##### The data #####

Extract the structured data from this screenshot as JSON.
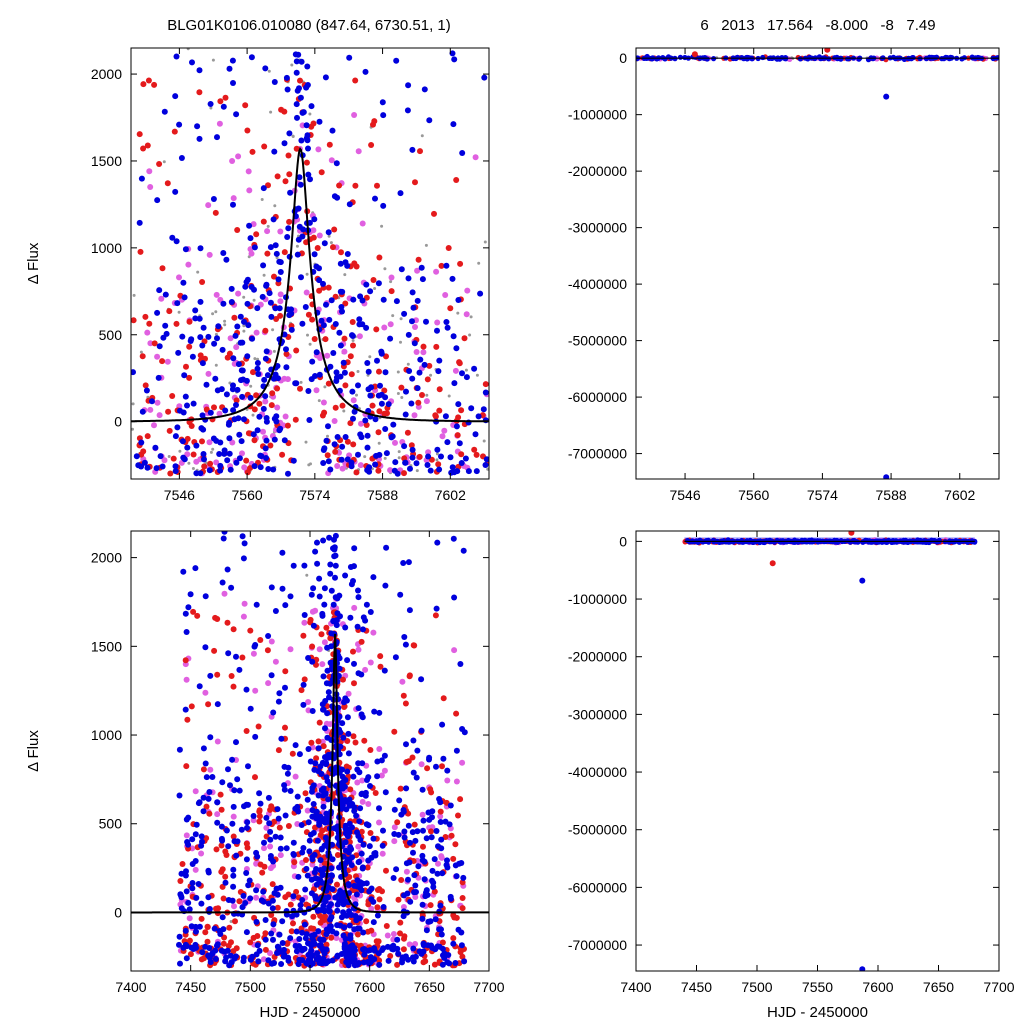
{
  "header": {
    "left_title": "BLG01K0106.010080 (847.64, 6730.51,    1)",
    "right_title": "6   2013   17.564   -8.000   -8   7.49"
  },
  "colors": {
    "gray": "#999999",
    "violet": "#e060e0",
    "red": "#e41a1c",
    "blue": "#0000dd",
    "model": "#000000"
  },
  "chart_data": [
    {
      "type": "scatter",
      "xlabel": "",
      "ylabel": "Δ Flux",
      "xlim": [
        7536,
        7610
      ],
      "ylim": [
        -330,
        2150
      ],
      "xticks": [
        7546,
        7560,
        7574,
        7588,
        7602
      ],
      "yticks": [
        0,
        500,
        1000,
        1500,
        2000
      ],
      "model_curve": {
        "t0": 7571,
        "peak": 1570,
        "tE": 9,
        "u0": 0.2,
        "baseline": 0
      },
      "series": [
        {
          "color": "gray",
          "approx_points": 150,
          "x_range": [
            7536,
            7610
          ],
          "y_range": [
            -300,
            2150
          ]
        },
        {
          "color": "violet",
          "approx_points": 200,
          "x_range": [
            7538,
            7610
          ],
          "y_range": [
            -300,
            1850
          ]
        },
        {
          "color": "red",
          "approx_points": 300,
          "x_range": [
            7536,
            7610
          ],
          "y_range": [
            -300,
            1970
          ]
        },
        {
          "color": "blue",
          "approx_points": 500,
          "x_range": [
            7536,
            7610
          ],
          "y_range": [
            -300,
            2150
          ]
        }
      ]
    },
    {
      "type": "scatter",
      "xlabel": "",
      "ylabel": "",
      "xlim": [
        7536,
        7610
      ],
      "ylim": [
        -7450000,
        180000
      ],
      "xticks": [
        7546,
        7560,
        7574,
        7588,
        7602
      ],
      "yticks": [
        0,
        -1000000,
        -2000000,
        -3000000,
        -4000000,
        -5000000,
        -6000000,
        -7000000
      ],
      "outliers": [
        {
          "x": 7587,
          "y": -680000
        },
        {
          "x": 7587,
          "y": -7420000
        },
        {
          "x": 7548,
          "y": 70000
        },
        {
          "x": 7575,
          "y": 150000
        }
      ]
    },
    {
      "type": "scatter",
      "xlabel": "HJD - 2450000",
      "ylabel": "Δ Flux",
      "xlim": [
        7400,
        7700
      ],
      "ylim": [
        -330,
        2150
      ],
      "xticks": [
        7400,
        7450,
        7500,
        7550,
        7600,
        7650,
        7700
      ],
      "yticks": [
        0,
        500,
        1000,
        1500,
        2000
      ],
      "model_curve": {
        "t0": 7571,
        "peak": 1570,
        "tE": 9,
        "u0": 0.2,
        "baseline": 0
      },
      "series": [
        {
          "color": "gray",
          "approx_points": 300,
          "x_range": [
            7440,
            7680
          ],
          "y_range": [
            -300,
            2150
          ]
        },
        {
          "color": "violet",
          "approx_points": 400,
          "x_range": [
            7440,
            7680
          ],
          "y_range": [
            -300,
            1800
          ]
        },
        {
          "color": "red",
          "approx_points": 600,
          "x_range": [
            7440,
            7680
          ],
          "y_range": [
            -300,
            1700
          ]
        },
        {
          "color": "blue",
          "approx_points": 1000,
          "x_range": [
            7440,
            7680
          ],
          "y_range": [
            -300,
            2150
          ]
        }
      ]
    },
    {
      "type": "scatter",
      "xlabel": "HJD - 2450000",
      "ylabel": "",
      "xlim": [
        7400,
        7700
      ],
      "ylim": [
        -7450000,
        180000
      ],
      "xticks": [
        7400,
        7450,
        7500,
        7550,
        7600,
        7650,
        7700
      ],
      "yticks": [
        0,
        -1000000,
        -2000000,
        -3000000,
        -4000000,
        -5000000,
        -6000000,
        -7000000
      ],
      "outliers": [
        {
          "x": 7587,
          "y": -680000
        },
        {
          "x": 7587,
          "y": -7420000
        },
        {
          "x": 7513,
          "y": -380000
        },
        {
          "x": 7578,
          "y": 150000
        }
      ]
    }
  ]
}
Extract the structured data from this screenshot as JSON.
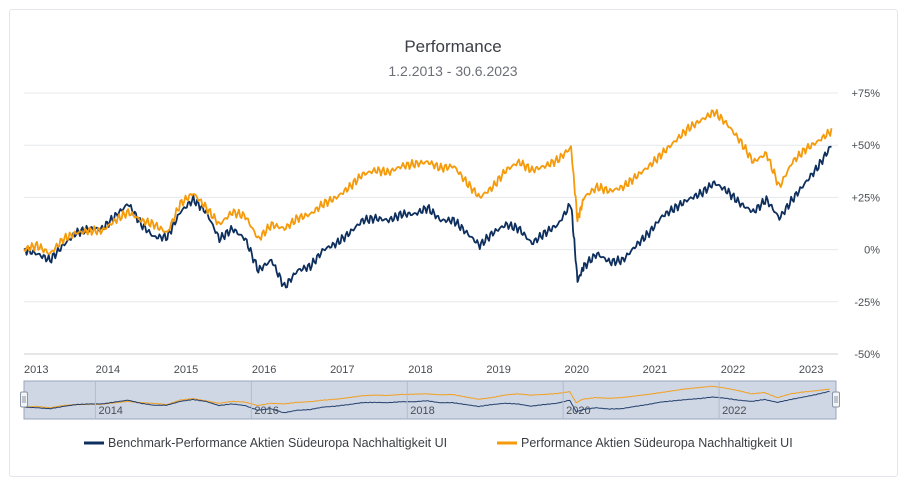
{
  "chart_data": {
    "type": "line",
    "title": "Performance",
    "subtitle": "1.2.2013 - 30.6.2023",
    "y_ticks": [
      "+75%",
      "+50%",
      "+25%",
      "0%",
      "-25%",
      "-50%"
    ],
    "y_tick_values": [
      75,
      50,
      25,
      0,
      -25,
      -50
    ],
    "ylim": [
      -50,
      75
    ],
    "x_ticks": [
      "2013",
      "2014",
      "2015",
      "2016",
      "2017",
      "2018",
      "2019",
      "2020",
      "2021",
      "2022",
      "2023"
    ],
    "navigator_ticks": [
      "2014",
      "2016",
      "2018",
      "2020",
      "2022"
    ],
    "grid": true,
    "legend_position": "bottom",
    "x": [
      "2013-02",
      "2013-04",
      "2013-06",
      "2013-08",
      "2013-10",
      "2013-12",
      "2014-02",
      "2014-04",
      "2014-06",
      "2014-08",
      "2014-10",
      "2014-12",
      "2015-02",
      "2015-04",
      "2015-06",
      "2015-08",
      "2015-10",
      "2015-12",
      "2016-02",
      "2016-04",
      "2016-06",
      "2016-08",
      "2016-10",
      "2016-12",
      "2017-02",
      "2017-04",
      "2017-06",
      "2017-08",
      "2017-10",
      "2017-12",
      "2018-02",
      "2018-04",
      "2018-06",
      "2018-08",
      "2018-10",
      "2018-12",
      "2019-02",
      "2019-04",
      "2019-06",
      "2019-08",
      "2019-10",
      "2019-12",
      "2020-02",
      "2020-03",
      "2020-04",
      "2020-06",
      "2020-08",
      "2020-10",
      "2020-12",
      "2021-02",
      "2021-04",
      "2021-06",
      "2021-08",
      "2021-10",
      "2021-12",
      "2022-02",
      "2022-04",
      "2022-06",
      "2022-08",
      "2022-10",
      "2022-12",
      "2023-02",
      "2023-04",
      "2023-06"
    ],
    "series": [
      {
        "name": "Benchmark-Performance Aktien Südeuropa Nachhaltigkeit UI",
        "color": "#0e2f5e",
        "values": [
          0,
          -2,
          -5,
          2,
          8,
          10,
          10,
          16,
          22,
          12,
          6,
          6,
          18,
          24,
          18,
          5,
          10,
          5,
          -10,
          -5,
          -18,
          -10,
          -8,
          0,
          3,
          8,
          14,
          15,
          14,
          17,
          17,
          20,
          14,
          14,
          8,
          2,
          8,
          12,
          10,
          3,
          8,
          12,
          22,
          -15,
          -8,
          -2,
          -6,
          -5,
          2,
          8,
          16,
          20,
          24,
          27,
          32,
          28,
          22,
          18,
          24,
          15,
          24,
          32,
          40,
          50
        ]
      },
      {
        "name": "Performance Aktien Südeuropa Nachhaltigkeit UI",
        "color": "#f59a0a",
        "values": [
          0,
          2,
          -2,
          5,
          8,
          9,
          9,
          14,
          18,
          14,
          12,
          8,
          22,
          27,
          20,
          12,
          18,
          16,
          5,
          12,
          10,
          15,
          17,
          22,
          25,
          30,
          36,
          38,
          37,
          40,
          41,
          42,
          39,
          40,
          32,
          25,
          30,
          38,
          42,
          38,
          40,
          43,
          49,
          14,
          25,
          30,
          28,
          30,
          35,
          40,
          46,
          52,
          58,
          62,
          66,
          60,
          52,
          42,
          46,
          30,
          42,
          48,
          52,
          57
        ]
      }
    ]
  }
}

#####

[Exercise] Examine the records and pull out every line where the string "Aktien" occurs.

[Result]
        "name": "Benchmark-Performance Aktien Südeuropa Nachhaltigkeit UI",
        "name": "Performance Aktien Südeuropa Nachhaltigkeit UI",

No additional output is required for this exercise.